__Given task__
From the listing that follows, extract every line and set it down unaltered.

-- Task material start --

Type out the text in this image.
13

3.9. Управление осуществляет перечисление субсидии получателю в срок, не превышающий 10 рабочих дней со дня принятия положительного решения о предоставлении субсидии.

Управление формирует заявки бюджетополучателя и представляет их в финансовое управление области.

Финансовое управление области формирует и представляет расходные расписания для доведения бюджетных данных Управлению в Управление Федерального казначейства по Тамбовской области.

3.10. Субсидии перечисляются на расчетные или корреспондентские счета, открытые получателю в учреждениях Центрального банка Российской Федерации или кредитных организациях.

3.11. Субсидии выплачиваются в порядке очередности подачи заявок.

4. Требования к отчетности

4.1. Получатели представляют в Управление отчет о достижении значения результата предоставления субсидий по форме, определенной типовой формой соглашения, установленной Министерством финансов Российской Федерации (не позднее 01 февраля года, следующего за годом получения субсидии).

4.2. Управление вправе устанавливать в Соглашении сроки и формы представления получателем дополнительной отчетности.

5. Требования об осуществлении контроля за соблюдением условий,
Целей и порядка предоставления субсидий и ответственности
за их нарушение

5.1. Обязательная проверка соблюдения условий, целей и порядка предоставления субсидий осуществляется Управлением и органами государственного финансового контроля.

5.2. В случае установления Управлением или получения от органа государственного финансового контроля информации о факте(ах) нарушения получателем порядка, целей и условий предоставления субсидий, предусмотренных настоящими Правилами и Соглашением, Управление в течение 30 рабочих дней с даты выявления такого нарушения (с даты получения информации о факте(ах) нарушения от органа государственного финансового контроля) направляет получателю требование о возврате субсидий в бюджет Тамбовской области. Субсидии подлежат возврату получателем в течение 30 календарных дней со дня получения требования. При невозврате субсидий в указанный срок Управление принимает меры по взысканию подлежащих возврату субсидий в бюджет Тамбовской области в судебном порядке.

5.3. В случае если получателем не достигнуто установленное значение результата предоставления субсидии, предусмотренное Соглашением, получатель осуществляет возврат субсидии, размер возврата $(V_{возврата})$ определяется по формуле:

-- Task material end --

__Solution to the problem__
Type out the text in this image.
13

3.9. Управление осуществляет перечисление субсидии получателю в срок, не превышающий 10 рабочих дней со дня принятия положительного решения о предоставлении субсидии.

Управление формирует заявки бюджетополучателя и представляет их в финансовое управление области.

Финансовое управление области формирует и представляет расходные расписания для доведения бюджетных данных Управлению в Управление Федерального казначейства по Тамбовской области.

3.10. Субсидии перечисляются на расчетные или корреспондентские счета, открытые получателю в учреждениях Центрального банка Российской Федерации или кредитных организациях.

3.11. Субсидии выплачиваются в порядке очередности подачи заявок.

4. Требования к отчетности

4.1. Получатели представляют в Управление отчет о достижении значения результата предоставления субсидий по форме, определенной типовой формой соглашения, установленной Министерством финансов Российской Федерации (не позднее 01 февраля года, следующего за годом получения субсидии).

4.2. Управление вправе устанавливать в Соглашении сроки и формы представления получателем дополнительной отчетности.

5. Требования об осуществлении контроля за соблюдением условий,
Целей и порядка предоставления субсидий и ответственности
за их нарушение

5.1. Обязательная проверка соблюдения условий, целей и порядка предоставления субсидий осуществляется Управлением и органами государственного финансового контроля.

5.2. В случае установления Управлением или получения от органа государственного финансового контроля информации о факте(ах) нарушения получателем порядка, целей и условий предоставления субсидий, предусмотренных настоящими Правилами и Соглашением, Управление в течение 30 рабочих дней с даты выявления такого нарушения (с даты получения информации о факте(ах) нарушения от органа государственного финансового контроля) направляет получателю требование о возврате субсидий в бюджет Тамбовской области. Субсидии подлежат возврату получателем в течение 30 календарных дней со дня получения требования. При невозврате субсидий в указанный срок Управление принимает меры по взысканию подлежащих возврату субсидий в бюджет Тамбовской области в судебном порядке.

5.3. В случае если получателем не достигнуто установленное значение результата предоставления субсидии, предусмотренное Соглашением, получатель осуществляет возврат субсидии, размер возврата $(V_{возврата})$ определяется по формуле:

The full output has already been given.